* INPUT *
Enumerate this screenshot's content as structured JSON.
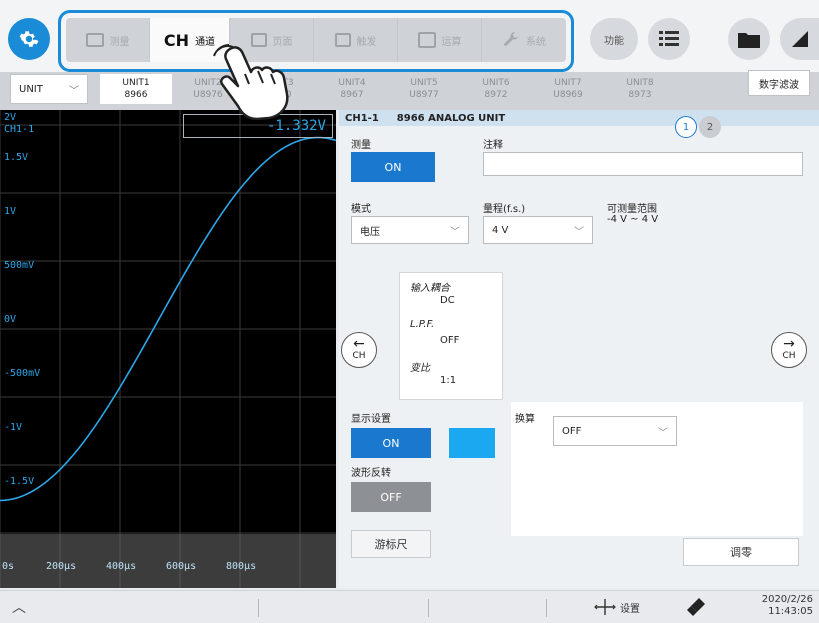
{
  "menu": {
    "tabs": [
      {
        "label": "测量",
        "icon": "waveform-icon"
      },
      {
        "label": "CH",
        "sub": "通道",
        "icon": "channel-icon"
      },
      {
        "label": "页面",
        "icon": "page-icon"
      },
      {
        "label": "触发",
        "icon": "trigger-icon"
      },
      {
        "label": "运算",
        "icon": "calc-icon"
      },
      {
        "label": "系统",
        "icon": "wrench-icon"
      }
    ],
    "func_label": "功能"
  },
  "unitbar": {
    "select_label": "UNIT",
    "units": [
      {
        "name": "UNIT1",
        "model": "8966"
      },
      {
        "name": "UNIT2",
        "model": "U8976"
      },
      {
        "name": "UNIT3",
        "model": "8970"
      },
      {
        "name": "UNIT4",
        "model": "8967"
      },
      {
        "name": "UNIT5",
        "model": "U8977"
      },
      {
        "name": "UNIT6",
        "model": "8972"
      },
      {
        "name": "UNIT7",
        "model": "U8969"
      },
      {
        "name": "UNIT8",
        "model": "8973"
      }
    ],
    "digital_filter": "数字滤波"
  },
  "scope": {
    "range_label": "2V",
    "channel": "CH1-1",
    "readout": "-1.332V",
    "y_labels": [
      "1.5V",
      "1V",
      "500mV",
      "0V",
      "-500mV",
      "-1V",
      "-1.5V"
    ],
    "x_labels": [
      "0s",
      "200μs",
      "400μs",
      "600μs",
      "800μs"
    ],
    "wave_color": "#2ea6e8"
  },
  "panel": {
    "channel": "CH1-1",
    "unit_name": "8966 ANALOG UNIT",
    "pages": [
      "1",
      "2"
    ],
    "measure_label": "测量",
    "measure_value": "ON",
    "comment_label": "注释",
    "comment_value": "",
    "mode_label": "模式",
    "mode_value": "电压",
    "range_label": "量程(f.s.)",
    "range_value": "4 V",
    "measurable_label": "可测量范围",
    "measurable_value": "-4 V ~ 4 V",
    "coupling_label": "输入耦合",
    "coupling_value": "DC",
    "lpf_label": "L.P.F.",
    "lpf_value": "OFF",
    "ratio_label": "变比",
    "ratio_value": "1:1",
    "prev_ch": "CH",
    "next_ch": "CH",
    "display_label": "显示设置",
    "display_value": "ON",
    "display_color": "#1aa8f0",
    "invert_label": "波形反转",
    "invert_value": "OFF",
    "cursor_label": "游标尺",
    "convert_label": "换算",
    "convert_value": "OFF",
    "zero_label": "调零"
  },
  "status": {
    "settings_label": "设置",
    "date": "2020/2/26",
    "time": "11:43:05"
  }
}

* TASK DESCRIPTION *
Repeat the material above in full and unchanged, minus its images.

* RESULT *
Enumerate this screenshot's content as structured JSON.
{
  "menu": {
    "tabs": [
      {
        "label": "测量",
        "icon": "waveform-icon"
      },
      {
        "label": "CH",
        "sub": "通道",
        "icon": "channel-icon"
      },
      {
        "label": "页面",
        "icon": "page-icon"
      },
      {
        "label": "触发",
        "icon": "trigger-icon"
      },
      {
        "label": "运算",
        "icon": "calc-icon"
      },
      {
        "label": "系统",
        "icon": "wrench-icon"
      }
    ],
    "func_label": "功能"
  },
  "unitbar": {
    "select_label": "UNIT",
    "units": [
      {
        "name": "UNIT1",
        "model": "8966"
      },
      {
        "name": "UNIT2",
        "model": "U8976"
      },
      {
        "name": "UNIT3",
        "model": "8970"
      },
      {
        "name": "UNIT4",
        "model": "8967"
      },
      {
        "name": "UNIT5",
        "model": "U8977"
      },
      {
        "name": "UNIT6",
        "model": "8972"
      },
      {
        "name": "UNIT7",
        "model": "U8969"
      },
      {
        "name": "UNIT8",
        "model": "8973"
      }
    ],
    "digital_filter": "数字滤波"
  },
  "scope": {
    "range_label": "2V",
    "channel": "CH1-1",
    "readout": "-1.332V",
    "y_labels": [
      "1.5V",
      "1V",
      "500mV",
      "0V",
      "-500mV",
      "-1V",
      "-1.5V"
    ],
    "x_labels": [
      "0s",
      "200μs",
      "400μs",
      "600μs",
      "800μs"
    ],
    "wave_color": "#2ea6e8"
  },
  "panel": {
    "channel": "CH1-1",
    "unit_name": "8966 ANALOG UNIT",
    "pages": [
      "1",
      "2"
    ],
    "measure_label": "测量",
    "measure_value": "ON",
    "comment_label": "注释",
    "comment_value": "",
    "mode_label": "模式",
    "mode_value": "电压",
    "range_label": "量程(f.s.)",
    "range_value": "4 V",
    "measurable_label": "可测量范围",
    "measurable_value": "-4 V ~ 4 V",
    "coupling_label": "输入耦合",
    "coupling_value": "DC",
    "lpf_label": "L.P.F.",
    "lpf_value": "OFF",
    "ratio_label": "变比",
    "ratio_value": "1:1",
    "prev_ch": "CH",
    "next_ch": "CH",
    "display_label": "显示设置",
    "display_value": "ON",
    "display_color": "#1aa8f0",
    "invert_label": "波形反转",
    "invert_value": "OFF",
    "cursor_label": "游标尺",
    "convert_label": "换算",
    "convert_value": "OFF",
    "zero_label": "调零"
  },
  "status": {
    "settings_label": "设置",
    "date": "2020/2/26",
    "time": "11:43:05"
  }
}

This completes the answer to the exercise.